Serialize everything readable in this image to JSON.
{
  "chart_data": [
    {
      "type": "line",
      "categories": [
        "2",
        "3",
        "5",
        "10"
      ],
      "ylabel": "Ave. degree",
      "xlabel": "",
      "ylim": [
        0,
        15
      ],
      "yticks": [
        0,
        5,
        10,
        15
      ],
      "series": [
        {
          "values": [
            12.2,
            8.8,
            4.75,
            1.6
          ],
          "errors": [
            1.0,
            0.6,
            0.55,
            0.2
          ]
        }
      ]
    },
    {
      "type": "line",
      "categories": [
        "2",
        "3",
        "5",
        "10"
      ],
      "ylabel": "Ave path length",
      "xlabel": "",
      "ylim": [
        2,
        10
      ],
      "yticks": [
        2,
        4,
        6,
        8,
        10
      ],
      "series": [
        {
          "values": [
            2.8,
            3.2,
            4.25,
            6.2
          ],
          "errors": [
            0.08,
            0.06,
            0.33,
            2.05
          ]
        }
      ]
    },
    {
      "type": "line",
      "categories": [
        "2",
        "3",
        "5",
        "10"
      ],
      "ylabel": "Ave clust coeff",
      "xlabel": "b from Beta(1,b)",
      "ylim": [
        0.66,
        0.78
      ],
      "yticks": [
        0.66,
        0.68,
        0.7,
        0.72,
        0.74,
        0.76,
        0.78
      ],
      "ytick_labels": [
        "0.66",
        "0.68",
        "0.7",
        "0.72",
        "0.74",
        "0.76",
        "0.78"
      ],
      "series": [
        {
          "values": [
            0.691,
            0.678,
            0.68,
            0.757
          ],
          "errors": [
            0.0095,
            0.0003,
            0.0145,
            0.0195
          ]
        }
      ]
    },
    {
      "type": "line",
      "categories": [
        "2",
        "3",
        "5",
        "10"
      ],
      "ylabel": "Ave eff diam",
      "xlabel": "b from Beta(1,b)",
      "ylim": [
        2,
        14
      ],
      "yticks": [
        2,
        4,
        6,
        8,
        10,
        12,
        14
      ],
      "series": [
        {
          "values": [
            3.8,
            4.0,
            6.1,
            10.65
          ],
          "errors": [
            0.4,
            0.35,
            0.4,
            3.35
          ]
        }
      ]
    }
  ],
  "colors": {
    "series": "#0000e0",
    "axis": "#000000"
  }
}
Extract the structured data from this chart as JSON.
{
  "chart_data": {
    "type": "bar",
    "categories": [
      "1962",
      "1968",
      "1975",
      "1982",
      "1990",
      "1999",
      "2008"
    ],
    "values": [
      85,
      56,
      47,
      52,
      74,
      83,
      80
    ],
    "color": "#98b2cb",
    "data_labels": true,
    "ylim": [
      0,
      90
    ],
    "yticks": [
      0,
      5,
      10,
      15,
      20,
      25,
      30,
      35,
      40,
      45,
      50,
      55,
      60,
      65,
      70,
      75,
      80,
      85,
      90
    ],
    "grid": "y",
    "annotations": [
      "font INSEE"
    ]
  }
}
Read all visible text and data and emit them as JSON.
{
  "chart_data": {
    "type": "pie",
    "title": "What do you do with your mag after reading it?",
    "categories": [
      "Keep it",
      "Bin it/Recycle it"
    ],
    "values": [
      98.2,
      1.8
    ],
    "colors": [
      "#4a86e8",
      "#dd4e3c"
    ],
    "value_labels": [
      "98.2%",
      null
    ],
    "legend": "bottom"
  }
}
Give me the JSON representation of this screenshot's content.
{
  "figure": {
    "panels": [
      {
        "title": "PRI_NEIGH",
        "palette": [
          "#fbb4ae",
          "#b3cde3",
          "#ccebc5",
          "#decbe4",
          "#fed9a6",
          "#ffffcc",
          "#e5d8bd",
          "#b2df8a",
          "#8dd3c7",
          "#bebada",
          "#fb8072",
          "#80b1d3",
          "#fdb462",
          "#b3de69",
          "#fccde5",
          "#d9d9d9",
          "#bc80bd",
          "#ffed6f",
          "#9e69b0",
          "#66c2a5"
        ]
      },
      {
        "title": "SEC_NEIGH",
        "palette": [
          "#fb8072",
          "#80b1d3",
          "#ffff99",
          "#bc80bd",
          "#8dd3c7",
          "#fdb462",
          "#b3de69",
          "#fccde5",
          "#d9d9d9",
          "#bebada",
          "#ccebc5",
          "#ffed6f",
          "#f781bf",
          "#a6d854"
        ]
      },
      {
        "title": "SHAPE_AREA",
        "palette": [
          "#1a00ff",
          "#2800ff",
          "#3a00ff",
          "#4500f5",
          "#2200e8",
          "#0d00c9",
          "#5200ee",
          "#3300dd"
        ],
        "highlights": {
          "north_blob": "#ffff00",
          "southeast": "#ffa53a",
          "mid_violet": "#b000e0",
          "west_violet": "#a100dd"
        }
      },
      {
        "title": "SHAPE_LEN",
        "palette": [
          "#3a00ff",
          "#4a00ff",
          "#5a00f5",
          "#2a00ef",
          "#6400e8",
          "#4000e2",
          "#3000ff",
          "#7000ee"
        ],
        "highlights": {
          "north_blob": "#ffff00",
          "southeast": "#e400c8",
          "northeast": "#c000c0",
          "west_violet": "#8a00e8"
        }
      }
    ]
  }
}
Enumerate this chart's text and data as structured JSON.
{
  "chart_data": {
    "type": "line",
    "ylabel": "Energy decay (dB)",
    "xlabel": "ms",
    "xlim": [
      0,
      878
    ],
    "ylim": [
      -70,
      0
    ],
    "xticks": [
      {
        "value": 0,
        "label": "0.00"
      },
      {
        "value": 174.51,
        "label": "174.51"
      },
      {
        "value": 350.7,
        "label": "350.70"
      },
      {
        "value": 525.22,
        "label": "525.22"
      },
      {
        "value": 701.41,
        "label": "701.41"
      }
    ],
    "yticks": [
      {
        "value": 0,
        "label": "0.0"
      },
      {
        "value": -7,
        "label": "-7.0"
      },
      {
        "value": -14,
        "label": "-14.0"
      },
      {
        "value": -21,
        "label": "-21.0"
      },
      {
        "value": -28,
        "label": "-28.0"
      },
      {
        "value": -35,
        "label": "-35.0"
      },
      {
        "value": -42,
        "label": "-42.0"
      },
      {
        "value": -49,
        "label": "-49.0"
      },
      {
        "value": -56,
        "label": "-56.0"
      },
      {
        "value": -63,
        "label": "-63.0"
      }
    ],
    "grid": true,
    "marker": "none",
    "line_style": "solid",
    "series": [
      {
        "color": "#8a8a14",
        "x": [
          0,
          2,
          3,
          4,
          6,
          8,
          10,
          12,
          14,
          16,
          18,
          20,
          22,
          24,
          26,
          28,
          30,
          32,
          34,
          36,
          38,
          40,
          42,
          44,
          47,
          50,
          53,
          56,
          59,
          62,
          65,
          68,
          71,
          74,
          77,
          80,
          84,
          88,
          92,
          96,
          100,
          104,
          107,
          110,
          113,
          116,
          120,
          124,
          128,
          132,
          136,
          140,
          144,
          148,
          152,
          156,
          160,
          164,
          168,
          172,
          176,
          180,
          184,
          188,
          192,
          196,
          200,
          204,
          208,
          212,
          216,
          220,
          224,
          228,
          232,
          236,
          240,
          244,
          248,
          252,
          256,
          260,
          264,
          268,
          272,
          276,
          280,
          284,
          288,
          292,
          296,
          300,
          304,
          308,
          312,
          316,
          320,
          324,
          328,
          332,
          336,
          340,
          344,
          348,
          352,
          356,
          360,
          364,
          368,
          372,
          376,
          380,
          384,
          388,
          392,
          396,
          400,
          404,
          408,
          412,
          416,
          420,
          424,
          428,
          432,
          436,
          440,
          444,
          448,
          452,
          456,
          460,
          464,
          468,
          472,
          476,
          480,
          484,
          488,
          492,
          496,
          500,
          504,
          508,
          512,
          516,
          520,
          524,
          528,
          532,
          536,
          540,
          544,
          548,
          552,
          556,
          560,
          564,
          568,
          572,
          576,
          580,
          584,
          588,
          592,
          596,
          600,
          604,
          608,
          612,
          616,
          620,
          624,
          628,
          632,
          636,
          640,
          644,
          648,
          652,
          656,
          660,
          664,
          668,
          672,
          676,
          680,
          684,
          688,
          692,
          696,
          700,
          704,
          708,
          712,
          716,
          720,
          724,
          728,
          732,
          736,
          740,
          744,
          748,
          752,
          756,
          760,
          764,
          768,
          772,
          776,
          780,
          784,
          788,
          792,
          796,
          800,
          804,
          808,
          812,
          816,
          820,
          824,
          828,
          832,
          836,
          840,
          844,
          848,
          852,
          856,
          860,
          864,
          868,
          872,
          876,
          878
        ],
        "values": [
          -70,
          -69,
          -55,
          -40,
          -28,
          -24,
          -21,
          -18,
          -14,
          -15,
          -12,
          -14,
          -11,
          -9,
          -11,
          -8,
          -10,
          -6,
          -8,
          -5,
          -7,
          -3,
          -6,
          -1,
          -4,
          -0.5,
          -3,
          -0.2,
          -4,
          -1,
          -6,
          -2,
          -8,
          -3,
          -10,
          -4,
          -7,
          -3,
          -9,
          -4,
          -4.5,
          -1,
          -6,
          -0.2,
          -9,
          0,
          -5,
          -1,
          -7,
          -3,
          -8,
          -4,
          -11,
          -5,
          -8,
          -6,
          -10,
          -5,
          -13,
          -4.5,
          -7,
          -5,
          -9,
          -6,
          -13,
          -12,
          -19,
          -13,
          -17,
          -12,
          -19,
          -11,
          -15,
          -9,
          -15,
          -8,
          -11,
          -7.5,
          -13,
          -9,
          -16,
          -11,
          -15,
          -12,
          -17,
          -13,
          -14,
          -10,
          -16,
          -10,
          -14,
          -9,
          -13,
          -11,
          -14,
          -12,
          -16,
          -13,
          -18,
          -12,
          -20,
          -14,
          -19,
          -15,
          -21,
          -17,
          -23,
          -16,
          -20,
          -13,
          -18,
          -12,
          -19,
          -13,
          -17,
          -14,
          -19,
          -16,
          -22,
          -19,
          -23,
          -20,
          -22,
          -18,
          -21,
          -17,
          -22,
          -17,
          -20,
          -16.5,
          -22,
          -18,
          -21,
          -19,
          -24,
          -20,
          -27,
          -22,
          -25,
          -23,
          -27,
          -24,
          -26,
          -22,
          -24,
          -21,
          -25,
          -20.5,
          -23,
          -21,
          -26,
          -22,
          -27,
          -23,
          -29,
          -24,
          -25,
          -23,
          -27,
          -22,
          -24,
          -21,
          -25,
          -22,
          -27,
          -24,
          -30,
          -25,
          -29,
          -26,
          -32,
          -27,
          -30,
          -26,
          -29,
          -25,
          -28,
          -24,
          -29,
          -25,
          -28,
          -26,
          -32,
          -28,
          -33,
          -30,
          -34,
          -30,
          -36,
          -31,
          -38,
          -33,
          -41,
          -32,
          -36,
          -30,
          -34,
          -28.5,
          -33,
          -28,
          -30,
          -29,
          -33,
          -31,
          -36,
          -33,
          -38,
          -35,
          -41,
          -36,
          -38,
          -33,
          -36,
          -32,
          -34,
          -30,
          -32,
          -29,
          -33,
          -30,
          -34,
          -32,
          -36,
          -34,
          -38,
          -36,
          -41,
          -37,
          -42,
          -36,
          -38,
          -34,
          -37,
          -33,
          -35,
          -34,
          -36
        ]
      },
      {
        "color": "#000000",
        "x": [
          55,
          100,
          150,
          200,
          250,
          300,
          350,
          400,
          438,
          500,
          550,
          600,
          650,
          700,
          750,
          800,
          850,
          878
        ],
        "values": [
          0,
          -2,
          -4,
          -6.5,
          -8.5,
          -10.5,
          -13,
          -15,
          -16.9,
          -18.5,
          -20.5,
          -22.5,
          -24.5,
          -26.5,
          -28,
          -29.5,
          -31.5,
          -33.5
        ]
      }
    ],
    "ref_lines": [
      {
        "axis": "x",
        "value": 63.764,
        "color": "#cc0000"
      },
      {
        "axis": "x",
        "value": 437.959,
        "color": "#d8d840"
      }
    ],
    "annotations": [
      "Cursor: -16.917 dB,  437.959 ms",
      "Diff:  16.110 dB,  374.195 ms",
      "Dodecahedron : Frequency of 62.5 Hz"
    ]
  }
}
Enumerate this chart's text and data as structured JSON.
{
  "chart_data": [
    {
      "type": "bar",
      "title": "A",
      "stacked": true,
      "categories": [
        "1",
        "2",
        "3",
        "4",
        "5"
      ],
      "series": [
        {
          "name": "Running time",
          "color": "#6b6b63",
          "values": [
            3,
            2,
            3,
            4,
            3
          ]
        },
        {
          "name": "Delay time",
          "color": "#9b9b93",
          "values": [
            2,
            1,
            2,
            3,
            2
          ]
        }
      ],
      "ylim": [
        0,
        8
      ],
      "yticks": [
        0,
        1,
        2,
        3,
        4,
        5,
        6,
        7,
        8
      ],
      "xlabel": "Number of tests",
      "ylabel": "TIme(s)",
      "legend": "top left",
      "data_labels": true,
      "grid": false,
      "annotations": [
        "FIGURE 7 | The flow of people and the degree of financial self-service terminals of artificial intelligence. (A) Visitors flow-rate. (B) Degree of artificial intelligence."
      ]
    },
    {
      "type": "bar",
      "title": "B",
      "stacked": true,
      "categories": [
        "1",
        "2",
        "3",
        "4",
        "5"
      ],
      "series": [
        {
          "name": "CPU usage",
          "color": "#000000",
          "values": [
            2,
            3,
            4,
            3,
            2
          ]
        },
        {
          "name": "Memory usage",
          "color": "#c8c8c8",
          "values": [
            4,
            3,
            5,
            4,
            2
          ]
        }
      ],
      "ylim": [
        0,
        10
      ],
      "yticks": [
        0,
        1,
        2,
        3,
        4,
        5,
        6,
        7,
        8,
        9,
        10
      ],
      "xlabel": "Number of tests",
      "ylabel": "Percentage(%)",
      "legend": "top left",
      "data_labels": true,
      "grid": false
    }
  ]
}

> **Requirements**:
Show every line where the string "southeast" appears.

> **Task result**:
          "southeast": "#ffa53a",
          "southeast": "#e400c8",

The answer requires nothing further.